───── Listed entries

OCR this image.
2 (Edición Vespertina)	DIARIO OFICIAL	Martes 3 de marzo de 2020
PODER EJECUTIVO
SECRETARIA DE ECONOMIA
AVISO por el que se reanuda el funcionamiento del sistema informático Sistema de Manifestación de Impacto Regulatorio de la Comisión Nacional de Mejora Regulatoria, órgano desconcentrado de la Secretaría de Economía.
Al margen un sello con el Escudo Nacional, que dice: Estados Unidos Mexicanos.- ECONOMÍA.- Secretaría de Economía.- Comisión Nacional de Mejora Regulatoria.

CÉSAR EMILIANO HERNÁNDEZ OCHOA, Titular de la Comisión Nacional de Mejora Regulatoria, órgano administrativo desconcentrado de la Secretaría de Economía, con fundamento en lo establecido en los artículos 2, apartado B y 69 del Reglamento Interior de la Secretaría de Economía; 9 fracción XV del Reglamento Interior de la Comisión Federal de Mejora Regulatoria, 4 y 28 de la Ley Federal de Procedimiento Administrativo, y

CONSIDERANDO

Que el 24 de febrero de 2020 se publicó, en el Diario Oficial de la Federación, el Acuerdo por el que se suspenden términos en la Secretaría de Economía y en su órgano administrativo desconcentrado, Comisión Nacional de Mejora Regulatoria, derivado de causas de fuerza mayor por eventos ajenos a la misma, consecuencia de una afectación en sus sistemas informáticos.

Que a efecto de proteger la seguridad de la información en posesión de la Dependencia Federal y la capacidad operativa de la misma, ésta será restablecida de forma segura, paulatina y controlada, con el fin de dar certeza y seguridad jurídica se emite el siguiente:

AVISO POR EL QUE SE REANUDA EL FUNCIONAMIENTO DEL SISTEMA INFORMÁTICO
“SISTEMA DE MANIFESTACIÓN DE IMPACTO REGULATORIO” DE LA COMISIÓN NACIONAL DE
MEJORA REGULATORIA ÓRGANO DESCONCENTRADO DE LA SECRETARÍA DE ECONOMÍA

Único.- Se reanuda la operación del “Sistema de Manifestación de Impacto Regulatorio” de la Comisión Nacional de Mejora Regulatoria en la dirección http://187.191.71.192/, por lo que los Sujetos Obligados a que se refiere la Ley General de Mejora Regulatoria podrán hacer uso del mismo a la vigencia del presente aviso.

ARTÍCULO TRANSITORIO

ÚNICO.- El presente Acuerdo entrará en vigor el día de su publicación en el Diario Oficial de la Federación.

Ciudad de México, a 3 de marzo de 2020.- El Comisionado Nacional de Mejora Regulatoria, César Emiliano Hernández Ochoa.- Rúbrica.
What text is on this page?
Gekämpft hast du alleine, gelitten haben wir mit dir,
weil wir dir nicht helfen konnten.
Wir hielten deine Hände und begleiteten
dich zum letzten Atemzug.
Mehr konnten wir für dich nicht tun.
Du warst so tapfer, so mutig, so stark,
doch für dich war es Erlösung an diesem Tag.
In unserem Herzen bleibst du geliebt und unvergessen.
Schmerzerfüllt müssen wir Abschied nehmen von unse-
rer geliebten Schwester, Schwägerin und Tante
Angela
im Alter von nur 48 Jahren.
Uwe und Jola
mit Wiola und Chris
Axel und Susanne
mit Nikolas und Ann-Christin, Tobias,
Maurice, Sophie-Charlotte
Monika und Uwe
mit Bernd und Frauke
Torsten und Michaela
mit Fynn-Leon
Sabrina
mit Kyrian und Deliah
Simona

──────────

- The task: Reproduce exactly the lines from the one containing "What text is on this page?" through the last line of the records above, including both, and nothing else.

- Task output:
What text is on this page?
Gekämpft hast du alleine, gelitten haben wir mit dir,
weil wir dir nicht helfen konnten.
Wir hielten deine Hände und begleiteten
dich zum letzten Atemzug.
Mehr konnten wir für dich nicht tun.
Du warst so tapfer, so mutig, so stark,
doch für dich war es Erlösung an diesem Tag.
In unserem Herzen bleibst du geliebt und unvergessen.
Schmerzerfüllt müssen wir Abschied nehmen von unse-
rer geliebten Schwester, Schwägerin und Tante
Angela
im Alter von nur 48 Jahren.
Uwe und Jola
mit Wiola und Chris
Axel und Susanne
mit Nikolas und Ann-Christin, Tobias,
Maurice, Sophie-Charlotte
Monika und Uwe
mit Bernd und Frauke
Torsten und Michaela
mit Fynn-Leon
Sabrina
mit Kyrian und Deliah
Simona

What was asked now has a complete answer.